*DOCUMENT*:
Accessi­bility in a digital design process

Published: 22 February 2023

In short

Designers have the power and responsibility to allow people to access a website. I think we can bake that into our process by:



Over the past few years, I’ve learned things about accessibility. How to make specific components, or check colour contrast. There’s a lot of very specific information, especially for developers. Or articles on the very basics: what disabilities and accessibility are. Or, even more common, paraphrasings of the WCAG. But how do you work towards an accessible product? How should you change your design process? Or: how do you get started with accessibility as a designer?

I’ve read one article on guidelines and key principles and one with three approaches. Expanding on that, I’ve got some ideas on approaches for web design. That means a lot will translate to app design and other digital formats, too. It also means, however, that it’s not a tried and true methodology. Rather, you should see this as a note-to-self. A reminder of what I think might work, so I can try it out and check if it does.

Why accessibility specific design approaches? Because that bakes accessibility into the product from the start. It relieves the developers from having to fix our work by patching accessibility issues which could have been prevented. That’s not their job. It’s our job to deliver (or collaborate on) accessible designs. That leads to a better end result—and happier colleagues.

The basics

What accessibility is

It’s about access

Sometimes you’ll have to explain what accessibility is. Here’s my short version of it: it’s about allowing people to access something. You could think of permanent disabilities, like visual impairments such as blindness, motor disorders, or problems with balance (such as vestibular disorders), but that’s not all; it’s about anyone using the web. For example, there are also temporary and situational impairments, such as having a broken arm, spotty internet connection, or being in a very sunny location.

Guidelines

To make digital products more accessible, the World Wide Web Consortium (W3C) maintains the Web Content Accessibility Guidelines. If you haven’t read them yet, you could start with a designer focussed set (which is also a bit easier to read).

These guidelines allow us to test the accessibility of a product. It’s often used in legislation, such as the European Accessibility Act coming up in 2025. That means it’s not the most simple text to read and, more importantly, it only covers the bare minimum of what you should pay attention to. It makes sure people can technically use the product, but it doesn’t by itself make it a pleasant experience.

*SET TASK*:
Answer these questions from the article on accessibility in design:
(a) Which organization maintains the Web Content Accessibility Guidelines?
(b) What piece of legislation does the article say is coming up in 2025?
(c) What three examples of temporary and situational impairments does the article give?

*DATA ENTRIES*:
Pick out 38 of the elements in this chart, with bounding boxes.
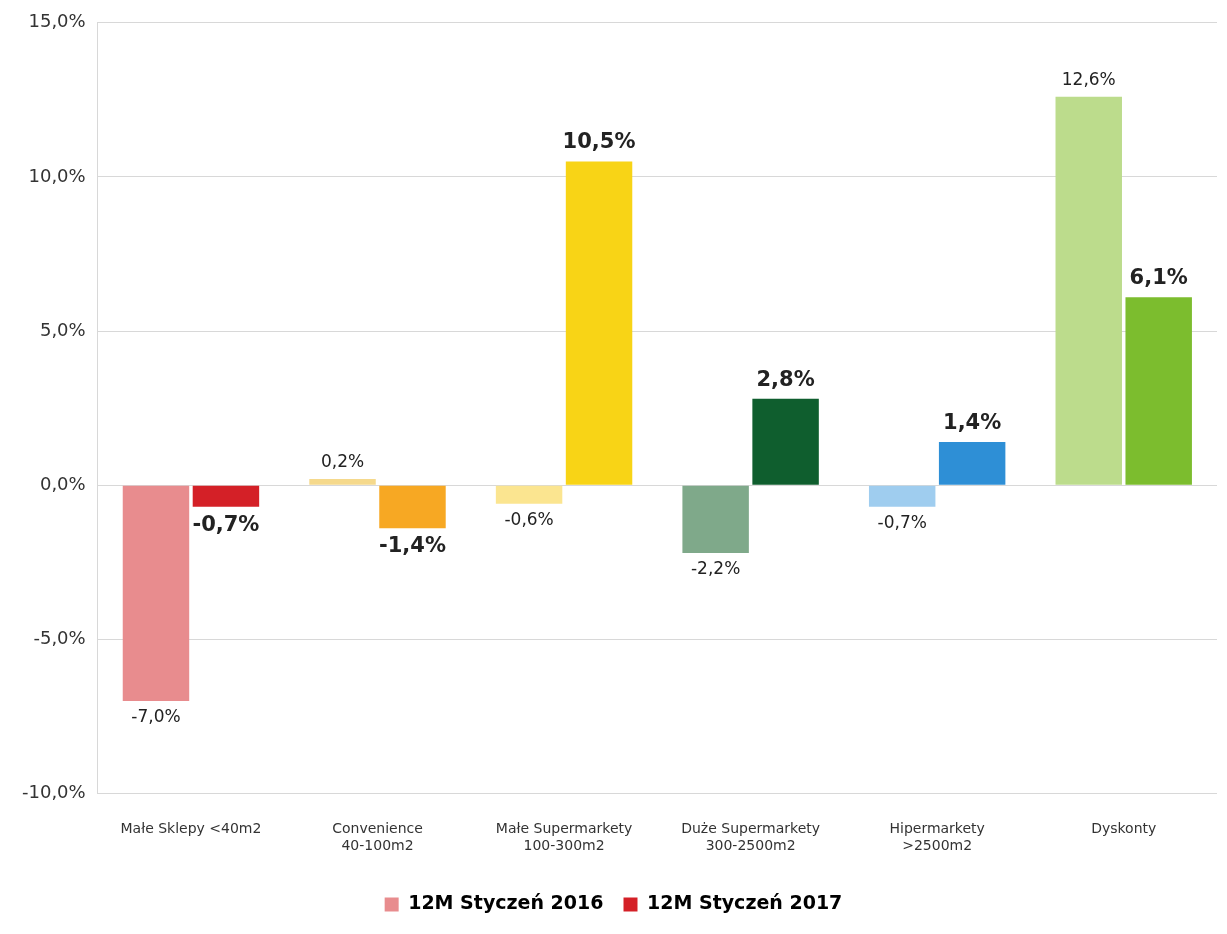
x-tick-label: Małe Supermarkety 100-300m2 [495, 820, 633, 854]
bar [752, 398, 819, 485]
y-tick-label: -10,0% [21, 781, 86, 803]
y-tick-label: 0,0% [39, 472, 86, 494]
y-tick-label: -5,0% [33, 626, 86, 648]
bar [565, 161, 633, 485]
x-tick-label: Dyskonty [1091, 820, 1157, 837]
bar [495, 485, 563, 504]
data-label: 0,2% [320, 450, 365, 471]
data-label: -0,7% [877, 511, 927, 532]
bar [1125, 297, 1192, 485]
data-label: 10,5% [562, 129, 636, 154]
data-label: -0,6% [504, 508, 554, 529]
bar [682, 485, 749, 553]
data-label: -0,7% [192, 511, 260, 536]
data-label: 12,6% [1061, 68, 1116, 89]
data-label: -1,4% [379, 533, 446, 558]
bar [868, 485, 936, 507]
legend-label: 12M Styczeń 2016 [408, 891, 604, 914]
data-label: -7,0% [131, 705, 181, 726]
bar [379, 485, 446, 529]
bar [122, 485, 190, 701]
data-label: 2,8% [756, 366, 815, 391]
bar [192, 485, 260, 507]
y-tick-label: 5,0% [39, 318, 86, 340]
x-tick-label: Convenience 40-100m2 [332, 820, 423, 854]
x-tick-label: Duże Supermarkety 300-2500m2 [681, 820, 821, 854]
x-tick-label: Hipermarkety >2500m2 [889, 820, 985, 854]
bar [938, 442, 1006, 485]
bar [309, 479, 376, 485]
data-label: 1,4% [943, 409, 1002, 434]
bar [1055, 96, 1122, 485]
data-label: 6,1% [1129, 265, 1188, 290]
y-tick-label: 10,0% [28, 164, 86, 186]
y-tick-label: 15,0% [28, 10, 86, 32]
x-tick-label: Małe Sklepy <40m2 [120, 820, 262, 837]
data-label: -2,2% [690, 557, 741, 578]
legend-label: 12M Styczeń 2017 [647, 891, 843, 914]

*RESULT OF THE TASK*:
(a) The World Wide Web Consortium (W3C).
(b) The European Accessibility Act.
(c) Having a broken arm, a spotty internet connection, and being in a very sunny location.